# TASK
Identify all lines in the listing that include the word "cambio", and copy them out.

# INFORMATION GIVEN
_ _ _ _ _

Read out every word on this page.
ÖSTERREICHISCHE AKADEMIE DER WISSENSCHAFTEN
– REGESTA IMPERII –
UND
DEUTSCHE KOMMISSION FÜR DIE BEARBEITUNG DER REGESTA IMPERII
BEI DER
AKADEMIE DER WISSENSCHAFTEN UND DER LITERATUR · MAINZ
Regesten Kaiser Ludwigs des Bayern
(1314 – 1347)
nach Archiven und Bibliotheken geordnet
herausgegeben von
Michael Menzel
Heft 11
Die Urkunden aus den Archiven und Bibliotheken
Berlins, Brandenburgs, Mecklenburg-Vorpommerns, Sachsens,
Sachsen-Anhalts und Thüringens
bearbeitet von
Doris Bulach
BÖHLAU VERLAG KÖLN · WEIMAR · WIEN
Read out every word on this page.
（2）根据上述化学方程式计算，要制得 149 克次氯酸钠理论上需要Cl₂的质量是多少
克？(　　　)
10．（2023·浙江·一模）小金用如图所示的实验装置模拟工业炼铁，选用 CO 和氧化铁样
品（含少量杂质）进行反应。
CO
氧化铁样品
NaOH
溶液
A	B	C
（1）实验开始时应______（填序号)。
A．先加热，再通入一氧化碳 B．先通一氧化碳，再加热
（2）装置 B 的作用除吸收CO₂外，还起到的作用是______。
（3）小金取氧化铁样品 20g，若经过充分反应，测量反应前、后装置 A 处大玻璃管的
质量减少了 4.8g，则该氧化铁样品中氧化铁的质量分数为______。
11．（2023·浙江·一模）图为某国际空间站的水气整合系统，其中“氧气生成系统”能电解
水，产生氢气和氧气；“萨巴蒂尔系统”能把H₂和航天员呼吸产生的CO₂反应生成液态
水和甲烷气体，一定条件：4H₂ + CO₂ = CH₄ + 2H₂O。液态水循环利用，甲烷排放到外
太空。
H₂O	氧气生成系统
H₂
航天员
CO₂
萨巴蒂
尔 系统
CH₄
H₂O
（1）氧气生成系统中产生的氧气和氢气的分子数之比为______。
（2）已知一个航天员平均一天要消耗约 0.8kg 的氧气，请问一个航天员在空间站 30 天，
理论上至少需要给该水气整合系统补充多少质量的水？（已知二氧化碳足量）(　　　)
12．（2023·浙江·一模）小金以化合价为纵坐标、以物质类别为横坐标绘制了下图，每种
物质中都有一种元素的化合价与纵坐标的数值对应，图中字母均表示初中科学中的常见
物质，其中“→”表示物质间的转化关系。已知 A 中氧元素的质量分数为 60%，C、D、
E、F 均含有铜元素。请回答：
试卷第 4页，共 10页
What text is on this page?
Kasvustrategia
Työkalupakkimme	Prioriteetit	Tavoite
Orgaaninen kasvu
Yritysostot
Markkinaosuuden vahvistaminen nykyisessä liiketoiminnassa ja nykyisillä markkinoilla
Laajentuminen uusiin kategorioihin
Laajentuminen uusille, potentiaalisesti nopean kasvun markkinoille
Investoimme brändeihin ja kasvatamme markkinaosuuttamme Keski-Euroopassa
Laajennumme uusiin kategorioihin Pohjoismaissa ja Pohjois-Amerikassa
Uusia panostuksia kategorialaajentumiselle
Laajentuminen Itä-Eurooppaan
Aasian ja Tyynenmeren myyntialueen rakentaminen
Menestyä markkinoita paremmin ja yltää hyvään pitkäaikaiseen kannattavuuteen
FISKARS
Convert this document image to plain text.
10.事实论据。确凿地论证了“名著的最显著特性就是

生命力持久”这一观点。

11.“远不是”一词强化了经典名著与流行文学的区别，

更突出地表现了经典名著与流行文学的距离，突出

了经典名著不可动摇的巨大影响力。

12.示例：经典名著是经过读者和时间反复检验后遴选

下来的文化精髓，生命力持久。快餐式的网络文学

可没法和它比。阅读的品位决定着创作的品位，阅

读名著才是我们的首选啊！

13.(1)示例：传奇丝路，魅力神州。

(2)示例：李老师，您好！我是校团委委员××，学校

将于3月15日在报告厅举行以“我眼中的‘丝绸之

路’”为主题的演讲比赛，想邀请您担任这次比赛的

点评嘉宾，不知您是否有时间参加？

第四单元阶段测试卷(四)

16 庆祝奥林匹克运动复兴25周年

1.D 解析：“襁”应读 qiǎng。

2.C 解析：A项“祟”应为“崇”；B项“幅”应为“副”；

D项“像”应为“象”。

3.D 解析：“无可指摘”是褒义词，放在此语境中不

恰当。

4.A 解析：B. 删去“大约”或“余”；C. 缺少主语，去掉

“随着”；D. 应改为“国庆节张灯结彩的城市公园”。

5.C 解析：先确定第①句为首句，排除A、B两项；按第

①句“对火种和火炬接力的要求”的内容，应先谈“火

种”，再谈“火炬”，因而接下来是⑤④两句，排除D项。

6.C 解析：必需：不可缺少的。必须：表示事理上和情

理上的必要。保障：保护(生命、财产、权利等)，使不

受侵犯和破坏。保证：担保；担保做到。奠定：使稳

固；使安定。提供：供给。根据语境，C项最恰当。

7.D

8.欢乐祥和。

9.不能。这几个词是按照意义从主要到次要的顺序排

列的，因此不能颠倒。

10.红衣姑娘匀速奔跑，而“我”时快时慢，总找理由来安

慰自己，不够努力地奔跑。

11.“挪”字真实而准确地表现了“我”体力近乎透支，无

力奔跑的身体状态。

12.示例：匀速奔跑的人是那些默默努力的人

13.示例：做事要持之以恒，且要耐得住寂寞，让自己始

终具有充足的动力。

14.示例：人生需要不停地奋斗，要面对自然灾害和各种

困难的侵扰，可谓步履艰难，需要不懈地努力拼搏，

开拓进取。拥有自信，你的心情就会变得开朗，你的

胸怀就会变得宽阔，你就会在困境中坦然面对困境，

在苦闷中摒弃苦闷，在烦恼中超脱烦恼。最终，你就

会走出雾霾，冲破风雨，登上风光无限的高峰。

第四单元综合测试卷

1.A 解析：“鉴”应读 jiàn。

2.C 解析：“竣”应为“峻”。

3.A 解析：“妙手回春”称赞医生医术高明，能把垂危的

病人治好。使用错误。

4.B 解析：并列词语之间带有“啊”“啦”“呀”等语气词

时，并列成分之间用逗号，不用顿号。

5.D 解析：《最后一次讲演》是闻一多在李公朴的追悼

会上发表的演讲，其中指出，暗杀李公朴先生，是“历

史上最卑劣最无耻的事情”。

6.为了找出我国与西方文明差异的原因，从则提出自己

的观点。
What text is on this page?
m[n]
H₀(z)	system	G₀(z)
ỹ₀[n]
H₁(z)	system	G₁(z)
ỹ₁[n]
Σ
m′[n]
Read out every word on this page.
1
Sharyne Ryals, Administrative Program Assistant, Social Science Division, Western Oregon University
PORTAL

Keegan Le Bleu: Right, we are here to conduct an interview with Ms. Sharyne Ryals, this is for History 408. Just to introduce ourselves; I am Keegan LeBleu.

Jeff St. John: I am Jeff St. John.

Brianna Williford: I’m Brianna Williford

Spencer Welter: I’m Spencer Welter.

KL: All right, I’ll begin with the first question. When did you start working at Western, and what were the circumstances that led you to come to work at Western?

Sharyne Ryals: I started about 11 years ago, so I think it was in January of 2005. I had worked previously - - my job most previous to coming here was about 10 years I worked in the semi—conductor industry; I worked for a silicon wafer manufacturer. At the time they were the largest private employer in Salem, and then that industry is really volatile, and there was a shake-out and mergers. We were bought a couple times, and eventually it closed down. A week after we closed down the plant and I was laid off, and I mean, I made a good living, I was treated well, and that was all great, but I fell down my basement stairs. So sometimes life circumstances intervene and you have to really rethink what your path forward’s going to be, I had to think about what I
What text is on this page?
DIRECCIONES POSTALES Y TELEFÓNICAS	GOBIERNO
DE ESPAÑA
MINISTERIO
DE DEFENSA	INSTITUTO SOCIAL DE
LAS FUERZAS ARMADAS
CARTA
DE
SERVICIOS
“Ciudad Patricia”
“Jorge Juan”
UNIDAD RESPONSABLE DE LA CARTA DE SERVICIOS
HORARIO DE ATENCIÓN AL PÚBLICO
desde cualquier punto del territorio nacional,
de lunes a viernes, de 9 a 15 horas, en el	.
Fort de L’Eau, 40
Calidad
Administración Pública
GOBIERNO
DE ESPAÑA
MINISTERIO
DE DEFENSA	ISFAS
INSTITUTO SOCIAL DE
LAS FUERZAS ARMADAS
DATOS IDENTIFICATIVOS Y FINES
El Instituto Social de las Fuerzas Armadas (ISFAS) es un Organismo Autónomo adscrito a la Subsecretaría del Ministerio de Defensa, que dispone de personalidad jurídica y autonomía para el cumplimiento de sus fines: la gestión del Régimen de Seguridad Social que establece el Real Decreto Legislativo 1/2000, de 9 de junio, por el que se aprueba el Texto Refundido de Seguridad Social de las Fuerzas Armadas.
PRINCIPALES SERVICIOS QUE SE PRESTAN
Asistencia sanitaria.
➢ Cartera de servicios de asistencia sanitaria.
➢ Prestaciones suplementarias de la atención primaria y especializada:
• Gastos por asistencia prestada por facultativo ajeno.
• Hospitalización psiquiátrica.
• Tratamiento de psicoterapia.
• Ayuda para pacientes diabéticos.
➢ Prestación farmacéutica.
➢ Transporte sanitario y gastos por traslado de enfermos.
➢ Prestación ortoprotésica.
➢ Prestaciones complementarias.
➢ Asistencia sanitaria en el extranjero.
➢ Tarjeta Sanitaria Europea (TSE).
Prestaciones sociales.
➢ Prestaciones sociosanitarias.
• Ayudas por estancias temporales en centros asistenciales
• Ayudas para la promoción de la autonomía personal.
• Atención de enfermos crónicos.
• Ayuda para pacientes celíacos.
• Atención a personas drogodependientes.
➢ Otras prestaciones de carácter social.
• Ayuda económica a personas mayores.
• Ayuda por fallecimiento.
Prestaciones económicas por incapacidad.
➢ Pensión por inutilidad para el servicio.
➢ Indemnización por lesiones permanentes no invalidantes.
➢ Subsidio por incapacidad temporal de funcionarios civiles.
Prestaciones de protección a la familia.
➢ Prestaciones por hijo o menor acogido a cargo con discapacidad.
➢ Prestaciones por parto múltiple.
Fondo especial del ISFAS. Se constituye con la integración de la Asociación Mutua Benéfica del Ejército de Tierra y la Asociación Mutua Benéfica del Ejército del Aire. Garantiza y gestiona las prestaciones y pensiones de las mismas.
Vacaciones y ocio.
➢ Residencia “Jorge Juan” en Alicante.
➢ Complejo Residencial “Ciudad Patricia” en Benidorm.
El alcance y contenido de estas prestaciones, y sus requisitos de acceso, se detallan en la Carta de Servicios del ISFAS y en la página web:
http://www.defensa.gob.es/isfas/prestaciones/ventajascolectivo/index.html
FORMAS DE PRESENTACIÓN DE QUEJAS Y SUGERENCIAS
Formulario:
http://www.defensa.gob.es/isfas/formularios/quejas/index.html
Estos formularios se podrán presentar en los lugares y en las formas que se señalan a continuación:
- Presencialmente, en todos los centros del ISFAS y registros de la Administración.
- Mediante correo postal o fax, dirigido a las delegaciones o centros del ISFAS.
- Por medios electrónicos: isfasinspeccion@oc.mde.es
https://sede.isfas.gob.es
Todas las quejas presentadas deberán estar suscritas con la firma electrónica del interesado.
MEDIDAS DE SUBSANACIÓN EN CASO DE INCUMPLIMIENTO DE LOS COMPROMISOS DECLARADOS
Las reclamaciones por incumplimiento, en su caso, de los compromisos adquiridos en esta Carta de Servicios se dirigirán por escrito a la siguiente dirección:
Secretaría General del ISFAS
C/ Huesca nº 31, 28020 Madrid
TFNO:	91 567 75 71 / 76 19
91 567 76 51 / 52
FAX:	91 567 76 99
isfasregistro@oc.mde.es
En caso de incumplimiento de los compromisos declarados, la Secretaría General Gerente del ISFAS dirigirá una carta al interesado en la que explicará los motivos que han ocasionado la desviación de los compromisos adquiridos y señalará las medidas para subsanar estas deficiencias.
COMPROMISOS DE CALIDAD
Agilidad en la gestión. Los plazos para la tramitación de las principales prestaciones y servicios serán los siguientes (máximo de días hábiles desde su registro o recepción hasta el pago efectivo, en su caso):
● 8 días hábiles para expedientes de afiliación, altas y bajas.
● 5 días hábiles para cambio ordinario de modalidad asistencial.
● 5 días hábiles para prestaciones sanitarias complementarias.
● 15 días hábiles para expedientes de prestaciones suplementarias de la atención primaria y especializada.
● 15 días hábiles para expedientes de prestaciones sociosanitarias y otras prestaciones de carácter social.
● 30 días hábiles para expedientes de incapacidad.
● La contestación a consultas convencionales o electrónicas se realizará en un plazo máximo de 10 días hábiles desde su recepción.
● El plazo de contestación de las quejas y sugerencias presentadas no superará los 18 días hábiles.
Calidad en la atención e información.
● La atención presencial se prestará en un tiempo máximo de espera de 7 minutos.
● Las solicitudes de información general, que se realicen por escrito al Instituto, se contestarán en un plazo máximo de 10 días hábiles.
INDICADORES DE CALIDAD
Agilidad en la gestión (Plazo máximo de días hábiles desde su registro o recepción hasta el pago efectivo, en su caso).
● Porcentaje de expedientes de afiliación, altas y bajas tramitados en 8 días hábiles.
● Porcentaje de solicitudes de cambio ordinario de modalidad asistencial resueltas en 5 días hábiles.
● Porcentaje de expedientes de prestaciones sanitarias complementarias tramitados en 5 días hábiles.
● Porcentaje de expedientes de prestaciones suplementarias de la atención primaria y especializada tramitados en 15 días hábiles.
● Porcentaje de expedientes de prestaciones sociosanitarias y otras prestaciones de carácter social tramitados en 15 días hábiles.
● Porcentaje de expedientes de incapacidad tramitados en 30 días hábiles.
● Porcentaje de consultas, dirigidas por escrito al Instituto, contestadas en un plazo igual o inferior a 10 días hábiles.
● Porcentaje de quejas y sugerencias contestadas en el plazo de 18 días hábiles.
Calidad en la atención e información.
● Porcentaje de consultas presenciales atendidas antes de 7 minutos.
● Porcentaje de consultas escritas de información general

_ _ _ _ _

# CORRECT OUTPUT
● 5 días hábiles para cambio ordinario de modalidad asistencial.
● Porcentaje de solicitudes de cambio ordinario de modalidad asistencial resueltas en 5 días hábiles.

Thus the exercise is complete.